:: What this task involves ::
How many lines in these records hold the string "image"? State only that number.

:: Source material ::

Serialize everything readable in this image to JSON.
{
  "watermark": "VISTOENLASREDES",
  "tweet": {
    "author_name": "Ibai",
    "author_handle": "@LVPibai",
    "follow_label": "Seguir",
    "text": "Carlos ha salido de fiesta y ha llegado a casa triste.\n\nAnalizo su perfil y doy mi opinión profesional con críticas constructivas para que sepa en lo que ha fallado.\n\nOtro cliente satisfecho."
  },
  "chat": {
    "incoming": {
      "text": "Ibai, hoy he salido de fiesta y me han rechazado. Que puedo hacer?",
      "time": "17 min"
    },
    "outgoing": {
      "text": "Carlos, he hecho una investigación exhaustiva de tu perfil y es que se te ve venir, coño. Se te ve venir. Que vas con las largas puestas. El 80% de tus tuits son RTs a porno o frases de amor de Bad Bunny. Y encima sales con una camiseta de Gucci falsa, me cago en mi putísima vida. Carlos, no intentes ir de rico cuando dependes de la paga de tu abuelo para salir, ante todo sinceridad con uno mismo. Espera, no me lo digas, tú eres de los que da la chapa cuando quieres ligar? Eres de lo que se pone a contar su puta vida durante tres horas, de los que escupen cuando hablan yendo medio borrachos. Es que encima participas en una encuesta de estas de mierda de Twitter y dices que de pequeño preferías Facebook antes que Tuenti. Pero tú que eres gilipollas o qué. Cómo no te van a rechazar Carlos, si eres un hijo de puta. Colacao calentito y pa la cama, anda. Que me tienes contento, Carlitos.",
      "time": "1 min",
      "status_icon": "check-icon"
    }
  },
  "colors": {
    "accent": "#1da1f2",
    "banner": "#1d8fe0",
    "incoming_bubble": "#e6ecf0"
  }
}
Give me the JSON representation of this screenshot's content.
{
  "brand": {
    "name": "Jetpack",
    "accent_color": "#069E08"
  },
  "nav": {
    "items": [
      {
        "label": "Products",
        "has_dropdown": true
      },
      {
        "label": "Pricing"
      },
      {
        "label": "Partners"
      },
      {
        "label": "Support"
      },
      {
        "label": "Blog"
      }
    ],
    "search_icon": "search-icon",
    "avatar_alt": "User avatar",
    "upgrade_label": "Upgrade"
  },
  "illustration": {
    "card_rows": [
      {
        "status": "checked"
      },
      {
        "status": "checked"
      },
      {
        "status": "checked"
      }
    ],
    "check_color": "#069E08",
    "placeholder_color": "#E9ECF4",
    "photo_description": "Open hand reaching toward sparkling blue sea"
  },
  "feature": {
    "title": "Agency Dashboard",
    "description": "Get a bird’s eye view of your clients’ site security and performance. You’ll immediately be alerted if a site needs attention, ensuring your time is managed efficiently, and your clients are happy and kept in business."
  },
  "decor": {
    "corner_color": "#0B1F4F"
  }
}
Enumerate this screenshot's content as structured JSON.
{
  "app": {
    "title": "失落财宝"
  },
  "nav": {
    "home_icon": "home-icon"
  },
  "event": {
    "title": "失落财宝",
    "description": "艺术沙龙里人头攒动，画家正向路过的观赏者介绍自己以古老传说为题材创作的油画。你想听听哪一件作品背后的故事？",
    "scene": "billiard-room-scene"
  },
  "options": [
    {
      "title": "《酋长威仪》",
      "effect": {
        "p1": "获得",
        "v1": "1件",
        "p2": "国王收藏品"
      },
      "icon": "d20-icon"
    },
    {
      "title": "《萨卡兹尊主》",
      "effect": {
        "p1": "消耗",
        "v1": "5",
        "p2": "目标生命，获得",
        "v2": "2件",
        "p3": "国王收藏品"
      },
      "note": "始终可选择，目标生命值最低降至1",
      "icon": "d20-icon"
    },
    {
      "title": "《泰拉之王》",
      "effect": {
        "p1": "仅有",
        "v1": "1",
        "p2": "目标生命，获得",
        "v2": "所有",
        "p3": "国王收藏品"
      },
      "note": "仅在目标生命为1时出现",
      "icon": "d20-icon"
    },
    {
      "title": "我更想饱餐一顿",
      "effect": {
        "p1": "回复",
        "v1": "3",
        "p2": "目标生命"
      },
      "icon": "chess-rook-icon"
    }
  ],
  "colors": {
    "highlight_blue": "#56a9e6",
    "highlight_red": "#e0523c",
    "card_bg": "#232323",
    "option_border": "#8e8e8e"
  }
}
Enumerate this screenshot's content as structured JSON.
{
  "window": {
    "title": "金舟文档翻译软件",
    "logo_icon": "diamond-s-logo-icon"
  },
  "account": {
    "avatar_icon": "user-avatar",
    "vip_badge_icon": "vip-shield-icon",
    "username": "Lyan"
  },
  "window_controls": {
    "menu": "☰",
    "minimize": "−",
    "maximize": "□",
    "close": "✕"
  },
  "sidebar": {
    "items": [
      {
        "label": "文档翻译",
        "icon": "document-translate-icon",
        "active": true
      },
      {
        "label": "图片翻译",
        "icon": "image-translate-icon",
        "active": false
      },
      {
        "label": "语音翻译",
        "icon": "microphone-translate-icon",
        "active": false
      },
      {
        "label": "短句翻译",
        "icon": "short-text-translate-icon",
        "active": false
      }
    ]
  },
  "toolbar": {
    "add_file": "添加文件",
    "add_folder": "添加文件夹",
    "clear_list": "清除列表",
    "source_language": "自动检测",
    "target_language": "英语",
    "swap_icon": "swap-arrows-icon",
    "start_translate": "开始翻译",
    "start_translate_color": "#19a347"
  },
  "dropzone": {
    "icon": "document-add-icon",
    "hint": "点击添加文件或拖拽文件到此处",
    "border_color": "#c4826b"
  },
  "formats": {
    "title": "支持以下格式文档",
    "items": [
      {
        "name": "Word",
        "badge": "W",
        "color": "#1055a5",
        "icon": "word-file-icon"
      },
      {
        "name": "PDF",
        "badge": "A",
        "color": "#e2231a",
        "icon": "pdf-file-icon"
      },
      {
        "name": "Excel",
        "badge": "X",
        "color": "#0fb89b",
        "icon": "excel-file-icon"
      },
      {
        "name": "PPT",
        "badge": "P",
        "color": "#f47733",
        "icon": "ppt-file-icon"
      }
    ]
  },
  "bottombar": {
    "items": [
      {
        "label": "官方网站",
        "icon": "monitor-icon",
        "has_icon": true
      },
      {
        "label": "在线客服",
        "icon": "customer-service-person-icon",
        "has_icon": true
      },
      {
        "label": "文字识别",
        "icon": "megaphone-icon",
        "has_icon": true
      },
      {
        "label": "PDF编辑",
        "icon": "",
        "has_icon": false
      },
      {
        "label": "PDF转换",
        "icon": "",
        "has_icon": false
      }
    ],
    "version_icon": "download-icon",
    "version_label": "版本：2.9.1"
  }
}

:: Result of the task ::
2